Do any lines in the data below contain "Match"? If so, copy every one of them.

____

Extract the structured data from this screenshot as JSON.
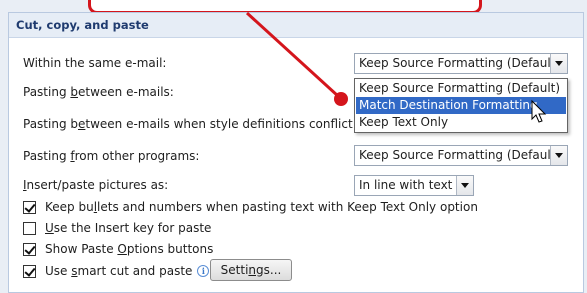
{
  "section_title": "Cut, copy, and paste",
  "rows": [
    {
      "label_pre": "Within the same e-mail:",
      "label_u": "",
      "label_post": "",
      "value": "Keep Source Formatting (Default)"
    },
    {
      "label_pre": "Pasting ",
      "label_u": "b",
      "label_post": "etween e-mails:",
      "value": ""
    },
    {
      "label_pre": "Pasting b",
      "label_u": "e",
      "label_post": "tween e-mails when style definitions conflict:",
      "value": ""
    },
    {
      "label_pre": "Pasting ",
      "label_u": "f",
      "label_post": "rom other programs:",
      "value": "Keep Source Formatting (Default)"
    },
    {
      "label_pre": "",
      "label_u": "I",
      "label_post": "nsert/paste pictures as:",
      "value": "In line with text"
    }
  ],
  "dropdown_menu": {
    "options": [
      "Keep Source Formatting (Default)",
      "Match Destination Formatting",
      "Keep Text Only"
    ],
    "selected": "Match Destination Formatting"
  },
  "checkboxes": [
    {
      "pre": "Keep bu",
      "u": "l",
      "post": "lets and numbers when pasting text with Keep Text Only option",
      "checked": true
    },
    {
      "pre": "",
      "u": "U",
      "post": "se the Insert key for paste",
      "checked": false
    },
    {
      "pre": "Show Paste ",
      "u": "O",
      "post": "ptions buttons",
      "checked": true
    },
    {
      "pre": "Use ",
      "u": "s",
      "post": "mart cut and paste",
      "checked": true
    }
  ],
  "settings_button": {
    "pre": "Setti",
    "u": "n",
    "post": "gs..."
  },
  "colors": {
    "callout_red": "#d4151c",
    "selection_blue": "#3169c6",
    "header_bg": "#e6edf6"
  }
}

____

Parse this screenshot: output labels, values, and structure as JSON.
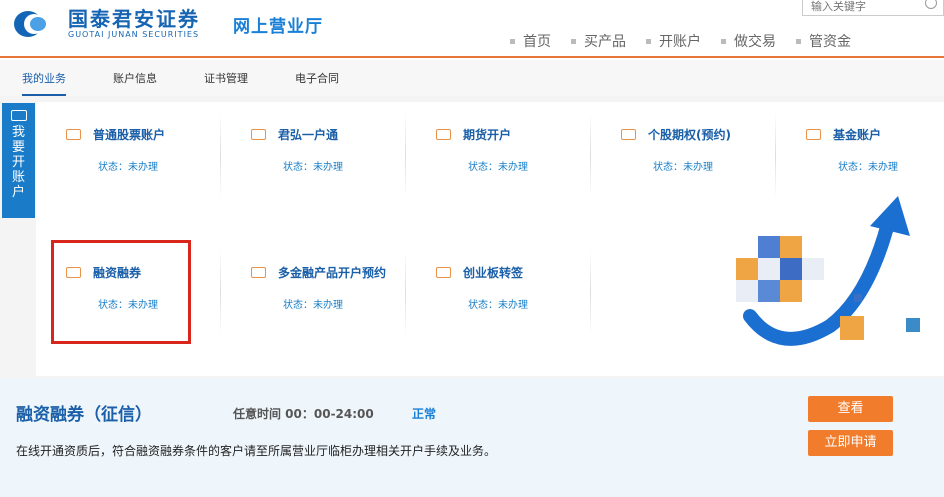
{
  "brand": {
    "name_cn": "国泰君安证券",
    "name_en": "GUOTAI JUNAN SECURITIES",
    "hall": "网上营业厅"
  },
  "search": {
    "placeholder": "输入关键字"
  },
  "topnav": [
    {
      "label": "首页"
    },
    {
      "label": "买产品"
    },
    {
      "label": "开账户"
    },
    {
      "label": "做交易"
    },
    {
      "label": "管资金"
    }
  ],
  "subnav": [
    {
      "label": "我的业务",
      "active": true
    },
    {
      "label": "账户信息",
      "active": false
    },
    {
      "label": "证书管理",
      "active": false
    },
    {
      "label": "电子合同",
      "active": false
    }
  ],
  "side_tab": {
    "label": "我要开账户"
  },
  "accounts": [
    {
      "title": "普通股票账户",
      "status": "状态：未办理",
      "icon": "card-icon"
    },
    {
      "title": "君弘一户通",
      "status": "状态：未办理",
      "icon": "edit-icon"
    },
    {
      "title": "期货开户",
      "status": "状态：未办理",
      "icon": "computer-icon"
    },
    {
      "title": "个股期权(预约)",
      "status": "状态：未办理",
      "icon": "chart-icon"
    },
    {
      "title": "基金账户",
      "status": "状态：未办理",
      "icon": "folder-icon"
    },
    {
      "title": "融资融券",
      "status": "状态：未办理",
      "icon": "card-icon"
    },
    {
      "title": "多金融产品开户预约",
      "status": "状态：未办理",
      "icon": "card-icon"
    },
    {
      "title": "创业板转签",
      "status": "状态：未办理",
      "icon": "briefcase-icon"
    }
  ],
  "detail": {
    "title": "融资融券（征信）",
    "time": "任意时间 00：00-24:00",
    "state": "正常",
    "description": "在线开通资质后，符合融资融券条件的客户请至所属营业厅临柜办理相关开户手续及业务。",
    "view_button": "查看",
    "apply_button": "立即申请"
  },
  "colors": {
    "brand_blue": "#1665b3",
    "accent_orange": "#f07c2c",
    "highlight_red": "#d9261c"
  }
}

____

■ Reply to the task
      "Match Destination Formatting",
    "selected": "Match Destination Formatting"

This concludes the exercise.